> **GOAL OF THE EXERCISE**
Take all the material and copy it exactly.

> **RECORDS FOR THE TASK**
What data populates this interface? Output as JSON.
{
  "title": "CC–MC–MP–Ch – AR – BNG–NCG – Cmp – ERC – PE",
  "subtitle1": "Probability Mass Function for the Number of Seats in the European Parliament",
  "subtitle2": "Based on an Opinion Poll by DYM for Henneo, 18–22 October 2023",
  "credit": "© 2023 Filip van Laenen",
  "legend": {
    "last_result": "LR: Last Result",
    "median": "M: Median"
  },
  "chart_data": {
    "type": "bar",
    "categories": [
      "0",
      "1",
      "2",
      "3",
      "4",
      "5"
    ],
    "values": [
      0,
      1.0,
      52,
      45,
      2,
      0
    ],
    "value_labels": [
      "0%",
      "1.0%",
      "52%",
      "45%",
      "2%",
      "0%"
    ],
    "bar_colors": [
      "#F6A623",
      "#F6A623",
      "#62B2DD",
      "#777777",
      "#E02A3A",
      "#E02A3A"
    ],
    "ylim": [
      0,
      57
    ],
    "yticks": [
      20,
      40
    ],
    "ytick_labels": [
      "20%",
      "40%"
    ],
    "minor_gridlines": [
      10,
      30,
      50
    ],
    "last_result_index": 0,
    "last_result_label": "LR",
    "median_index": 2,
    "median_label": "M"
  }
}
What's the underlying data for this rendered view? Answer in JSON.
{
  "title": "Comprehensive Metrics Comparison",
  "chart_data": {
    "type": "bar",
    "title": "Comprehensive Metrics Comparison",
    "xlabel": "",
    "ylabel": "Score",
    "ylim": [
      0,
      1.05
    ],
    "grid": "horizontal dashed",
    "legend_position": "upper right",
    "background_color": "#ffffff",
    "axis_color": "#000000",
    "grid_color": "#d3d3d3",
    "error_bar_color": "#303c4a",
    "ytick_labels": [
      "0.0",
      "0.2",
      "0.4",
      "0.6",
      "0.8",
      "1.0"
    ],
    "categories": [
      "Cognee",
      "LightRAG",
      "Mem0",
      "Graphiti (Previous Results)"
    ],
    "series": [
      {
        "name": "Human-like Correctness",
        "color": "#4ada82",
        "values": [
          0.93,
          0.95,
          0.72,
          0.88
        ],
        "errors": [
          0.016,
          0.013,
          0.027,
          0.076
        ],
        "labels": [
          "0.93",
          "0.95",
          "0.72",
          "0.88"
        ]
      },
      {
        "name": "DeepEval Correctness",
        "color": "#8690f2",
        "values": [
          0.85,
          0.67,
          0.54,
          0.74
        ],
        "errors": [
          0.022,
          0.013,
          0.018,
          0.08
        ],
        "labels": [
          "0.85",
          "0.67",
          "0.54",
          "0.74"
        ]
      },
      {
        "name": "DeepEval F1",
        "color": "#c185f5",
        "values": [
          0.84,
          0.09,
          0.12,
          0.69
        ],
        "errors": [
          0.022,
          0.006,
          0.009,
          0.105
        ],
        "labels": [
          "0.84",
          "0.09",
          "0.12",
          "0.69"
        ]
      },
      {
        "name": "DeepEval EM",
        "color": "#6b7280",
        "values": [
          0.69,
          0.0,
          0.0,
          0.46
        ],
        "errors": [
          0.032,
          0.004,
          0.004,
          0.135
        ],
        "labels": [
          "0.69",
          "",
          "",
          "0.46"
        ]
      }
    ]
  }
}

> **EXPECTED OUTPUT**
What data populates this interface? Output as JSON.
{
  "title": "CC–MC–MP–Ch – AR – BNG–NCG – Cmp – ERC – PE",
  "subtitle1": "Probability Mass Function for the Number of Seats in the European Parliament",
  "subtitle2": "Based on an Opinion Poll by DYM for Henneo, 18–22 October 2023",
  "credit": "© 2023 Filip van Laenen",
  "legend": {
    "last_result": "LR: Last Result",
    "median": "M: Median"
  },
  "chart_data": {
    "type": "bar",
    "categories": [
      "0",
      "1",
      "2",
      "3",
      "4",
      "5"
    ],
    "values": [
      0,
      1.0,
      52,
      45,
      2,
      0
    ],
    "value_labels": [
      "0%",
      "1.0%",
      "52%",
      "45%",
      "2%",
      "0%"
    ],
    "bar_colors": [
      "#F6A623",
      "#F6A623",
      "#62B2DD",
      "#777777",
      "#E02A3A",
      "#E02A3A"
    ],
    "ylim": [
      0,
      57
    ],
    "yticks": [
      20,
      40
    ],
    "ytick_labels": [
      "20%",
      "40%"
    ],
    "minor_gridlines": [
      10,
      30,
      50
    ],
    "last_result_index": 0,
    "last_result_label": "LR",
    "median_index": 2,
    "median_label": "M"
  }
}
What's the underlying data for this rendered view? Answer in JSON.
{
  "title": "Comprehensive Metrics Comparison",
  "chart_data": {
    "type": "bar",
    "title": "Comprehensive Metrics Comparison",
    "xlabel": "",
    "ylabel": "Score",
    "ylim": [
      0,
      1.05
    ],
    "grid": "horizontal dashed",
    "legend_position": "upper right",
    "background_color": "#ffffff",
    "axis_color": "#000000",
    "grid_color": "#d3d3d3",
    "error_bar_color": "#303c4a",
    "ytick_labels": [
      "0.0",
      "0.2",
      "0.4",
      "0.6",
      "0.8",
      "1.0"
    ],
    "categories": [
      "Cognee",
      "LightRAG",
      "Mem0",
      "Graphiti (Previous Results)"
    ],
    "series": [
      {
        "name": "Human-like Correctness",
        "color": "#4ada82",
        "values": [
          0.93,
          0.95,
          0.72,
          0.88
        ],
        "errors": [
          0.016,
          0.013,
          0.027,
          0.076
        ],
        "labels": [
          "0.93",
          "0.95",
          "0.72",
          "0.88"
        ]
      },
      {
        "name": "DeepEval Correctness",
        "color": "#8690f2",
        "values": [
          0.85,
          0.67,
          0.54,
          0.74
        ],
        "errors": [
          0.022,
          0.013,
          0.018,
          0.08
        ],
        "labels": [
          "0.85",
          "0.67",
          "0.54",
          "0.74"
        ]
      },
      {
        "name": "DeepEval F1",
        "color": "#c185f5",
        "values": [
          0.84,
          0.09,
          0.12,
          0.69
        ],
        "errors": [
          0.022,
          0.006,
          0.009,
          0.105
        ],
        "labels": [
          "0.84",
          "0.09",
          "0.12",
          "0.69"
        ]
      },
      {
        "name": "DeepEval EM",
        "color": "#6b7280",
        "values": [
          0.69,
          0.0,
          0.0,
          0.46
        ],
        "errors": [
          0.032,
          0.004,
          0.004,
          0.135
        ],
        "labels": [
          "0.69",
          "",
          "",
          "0.46"
        ]
      }
    ]
  }
}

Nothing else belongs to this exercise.